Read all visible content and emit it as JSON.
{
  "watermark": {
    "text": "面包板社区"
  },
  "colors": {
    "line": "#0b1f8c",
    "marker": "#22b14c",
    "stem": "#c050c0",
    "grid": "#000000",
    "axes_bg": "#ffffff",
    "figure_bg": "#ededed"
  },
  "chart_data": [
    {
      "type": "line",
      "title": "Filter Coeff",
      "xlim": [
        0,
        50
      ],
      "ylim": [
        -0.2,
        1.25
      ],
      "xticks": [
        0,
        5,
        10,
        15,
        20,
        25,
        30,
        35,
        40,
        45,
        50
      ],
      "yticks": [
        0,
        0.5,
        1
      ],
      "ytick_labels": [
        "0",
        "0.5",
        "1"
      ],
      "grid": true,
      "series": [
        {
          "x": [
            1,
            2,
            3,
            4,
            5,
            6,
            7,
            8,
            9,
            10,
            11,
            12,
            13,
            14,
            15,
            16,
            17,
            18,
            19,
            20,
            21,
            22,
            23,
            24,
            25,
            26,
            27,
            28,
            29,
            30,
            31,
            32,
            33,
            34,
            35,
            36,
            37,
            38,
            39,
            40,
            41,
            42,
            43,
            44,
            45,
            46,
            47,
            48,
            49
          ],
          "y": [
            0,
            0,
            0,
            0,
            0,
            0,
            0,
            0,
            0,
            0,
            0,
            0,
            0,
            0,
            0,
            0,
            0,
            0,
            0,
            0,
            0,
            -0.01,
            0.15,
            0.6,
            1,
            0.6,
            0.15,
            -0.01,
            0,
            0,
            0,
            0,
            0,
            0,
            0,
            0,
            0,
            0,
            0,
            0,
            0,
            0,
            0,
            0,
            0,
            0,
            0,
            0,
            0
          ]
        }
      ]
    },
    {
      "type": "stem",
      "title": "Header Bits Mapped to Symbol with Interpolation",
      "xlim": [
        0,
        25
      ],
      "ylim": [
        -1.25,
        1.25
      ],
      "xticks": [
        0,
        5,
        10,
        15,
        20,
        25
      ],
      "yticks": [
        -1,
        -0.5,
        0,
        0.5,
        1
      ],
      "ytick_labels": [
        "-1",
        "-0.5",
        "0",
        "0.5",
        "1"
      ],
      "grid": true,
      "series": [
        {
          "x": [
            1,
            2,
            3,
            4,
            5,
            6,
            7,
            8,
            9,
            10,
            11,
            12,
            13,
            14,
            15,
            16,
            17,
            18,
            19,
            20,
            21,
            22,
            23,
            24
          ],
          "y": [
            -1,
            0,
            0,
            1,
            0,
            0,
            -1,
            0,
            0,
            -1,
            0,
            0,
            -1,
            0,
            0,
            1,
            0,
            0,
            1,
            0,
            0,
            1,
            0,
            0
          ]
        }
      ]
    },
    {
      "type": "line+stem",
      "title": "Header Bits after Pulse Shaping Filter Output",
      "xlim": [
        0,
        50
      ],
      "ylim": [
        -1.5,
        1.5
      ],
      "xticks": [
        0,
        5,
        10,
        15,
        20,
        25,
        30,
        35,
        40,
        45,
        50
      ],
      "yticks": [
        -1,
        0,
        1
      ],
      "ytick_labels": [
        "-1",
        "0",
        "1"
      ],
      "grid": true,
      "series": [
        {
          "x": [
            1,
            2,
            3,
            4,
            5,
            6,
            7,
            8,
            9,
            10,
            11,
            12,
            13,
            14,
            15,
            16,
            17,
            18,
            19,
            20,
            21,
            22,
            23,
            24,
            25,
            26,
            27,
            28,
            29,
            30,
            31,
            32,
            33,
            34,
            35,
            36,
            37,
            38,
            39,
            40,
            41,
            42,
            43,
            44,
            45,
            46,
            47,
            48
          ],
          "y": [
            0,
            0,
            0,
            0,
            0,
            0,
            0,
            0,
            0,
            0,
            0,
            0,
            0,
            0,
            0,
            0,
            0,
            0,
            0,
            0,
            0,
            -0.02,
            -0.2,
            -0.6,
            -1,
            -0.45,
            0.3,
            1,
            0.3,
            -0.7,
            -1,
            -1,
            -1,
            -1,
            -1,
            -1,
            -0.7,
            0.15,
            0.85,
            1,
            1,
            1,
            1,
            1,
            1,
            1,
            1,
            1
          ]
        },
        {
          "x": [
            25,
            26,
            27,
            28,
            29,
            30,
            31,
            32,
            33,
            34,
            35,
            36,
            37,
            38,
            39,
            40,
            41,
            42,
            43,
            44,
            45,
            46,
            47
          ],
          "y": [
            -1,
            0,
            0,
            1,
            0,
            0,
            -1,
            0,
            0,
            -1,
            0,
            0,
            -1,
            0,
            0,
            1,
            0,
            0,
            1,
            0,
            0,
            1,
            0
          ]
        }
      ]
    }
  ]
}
******
From the entries above, pull out each line that includes "Header".

**WORKED SOLUTION:**
      "title": "Header Bits Mapped to Symbol with Interpolation",
      "title": "Header Bits after Pulse Shaping Filter Output",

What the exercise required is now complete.